* Your task
Write each line out again exactly as written.

* Records for this task

## START

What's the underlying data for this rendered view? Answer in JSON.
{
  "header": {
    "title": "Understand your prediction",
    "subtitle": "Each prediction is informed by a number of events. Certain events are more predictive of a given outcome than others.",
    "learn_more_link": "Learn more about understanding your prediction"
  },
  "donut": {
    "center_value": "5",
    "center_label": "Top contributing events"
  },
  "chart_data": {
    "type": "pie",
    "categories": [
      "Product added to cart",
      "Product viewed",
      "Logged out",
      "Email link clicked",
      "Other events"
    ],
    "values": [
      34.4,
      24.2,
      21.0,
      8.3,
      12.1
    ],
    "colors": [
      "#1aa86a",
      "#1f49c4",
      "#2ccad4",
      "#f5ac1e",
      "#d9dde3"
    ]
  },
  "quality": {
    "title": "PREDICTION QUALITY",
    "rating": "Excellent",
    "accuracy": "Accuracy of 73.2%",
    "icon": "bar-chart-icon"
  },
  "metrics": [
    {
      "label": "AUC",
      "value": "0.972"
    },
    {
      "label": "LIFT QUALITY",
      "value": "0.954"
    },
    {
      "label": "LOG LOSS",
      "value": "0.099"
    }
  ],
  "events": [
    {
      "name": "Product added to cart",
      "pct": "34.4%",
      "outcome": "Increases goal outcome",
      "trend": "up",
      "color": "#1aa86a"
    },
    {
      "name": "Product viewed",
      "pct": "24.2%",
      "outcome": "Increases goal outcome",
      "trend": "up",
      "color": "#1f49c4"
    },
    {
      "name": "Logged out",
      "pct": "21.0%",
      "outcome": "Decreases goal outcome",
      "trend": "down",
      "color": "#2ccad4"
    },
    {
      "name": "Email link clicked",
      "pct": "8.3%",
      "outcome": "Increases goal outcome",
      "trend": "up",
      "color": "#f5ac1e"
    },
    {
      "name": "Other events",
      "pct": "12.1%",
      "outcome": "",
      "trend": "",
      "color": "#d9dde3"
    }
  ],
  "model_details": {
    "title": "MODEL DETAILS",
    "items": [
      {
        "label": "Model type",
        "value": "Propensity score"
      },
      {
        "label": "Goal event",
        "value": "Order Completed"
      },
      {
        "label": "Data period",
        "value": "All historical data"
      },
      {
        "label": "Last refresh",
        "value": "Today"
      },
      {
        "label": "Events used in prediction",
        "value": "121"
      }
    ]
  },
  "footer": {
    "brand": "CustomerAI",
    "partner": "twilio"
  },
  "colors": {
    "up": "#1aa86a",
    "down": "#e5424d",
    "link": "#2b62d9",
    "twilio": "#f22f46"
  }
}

## END

* Solution to the problem
What's the underlying data for this rendered view? Answer in JSON.
{
  "header": {
    "title": "Understand your prediction",
    "subtitle": "Each prediction is informed by a number of events. Certain events are more predictive of a given outcome than others.",
    "learn_more_link": "Learn more about understanding your prediction"
  },
  "donut": {
    "center_value": "5",
    "center_label": "Top contributing events"
  },
  "chart_data": {
    "type": "pie",
    "categories": [
      "Product added to cart",
      "Product viewed",
      "Logged out",
      "Email link clicked",
      "Other events"
    ],
    "values": [
      34.4,
      24.2,
      21.0,
      8.3,
      12.1
    ],
    "colors": [
      "#1aa86a",
      "#1f49c4",
      "#2ccad4",
      "#f5ac1e",
      "#d9dde3"
    ]
  },
  "quality": {
    "title": "PREDICTION QUALITY",
    "rating": "Excellent",
    "accuracy": "Accuracy of 73.2%",
    "icon": "bar-chart-icon"
  },
  "metrics": [
    {
      "label": "AUC",
      "value": "0.972"
    },
    {
      "label": "LIFT QUALITY",
      "value": "0.954"
    },
    {
      "label": "LOG LOSS",
      "value": "0.099"
    }
  ],
  "events": [
    {
      "name": "Product added to cart",
      "pct": "34.4%",
      "outcome": "Increases goal outcome",
      "trend": "up",
      "color": "#1aa86a"
    },
    {
      "name": "Product viewed",
      "pct": "24.2%",
      "outcome": "Increases goal outcome",
      "trend": "up",
      "color": "#1f49c4"
    },
    {
      "name": "Logged out",
      "pct": "21.0%",
      "outcome": "Decreases goal outcome",
      "trend": "down",
      "color": "#2ccad4"
    },
    {
      "name": "Email link clicked",
      "pct": "8.3%",
      "outcome": "Increases goal outcome",
      "trend": "up",
      "color": "#f5ac1e"
    },
    {
      "name": "Other events",
      "pct": "12.1%",
      "outcome": "",
      "trend": "",
      "color": "#d9dde3"
    }
  ],
  "model_details": {
    "title": "MODEL DETAILS",
    "items": [
      {
        "label": "Model type",
        "value": "Propensity score"
      },
      {
        "label": "Goal event",
        "value": "Order Completed"
      },
      {
        "label": "Data period",
        "value": "All historical data"
      },
      {
        "label": "Last refresh",
        "value": "Today"
      },
      {
        "label": "Events used in prediction",
        "value": "121"
      }
    ]
  },
  "footer": {
    "brand": "CustomerAI",
    "partner": "twilio"
  },
  "colors": {
    "up": "#1aa86a",
    "down": "#e5424d",
    "link": "#2b62d9",
    "twilio": "#f22f46"
  }
}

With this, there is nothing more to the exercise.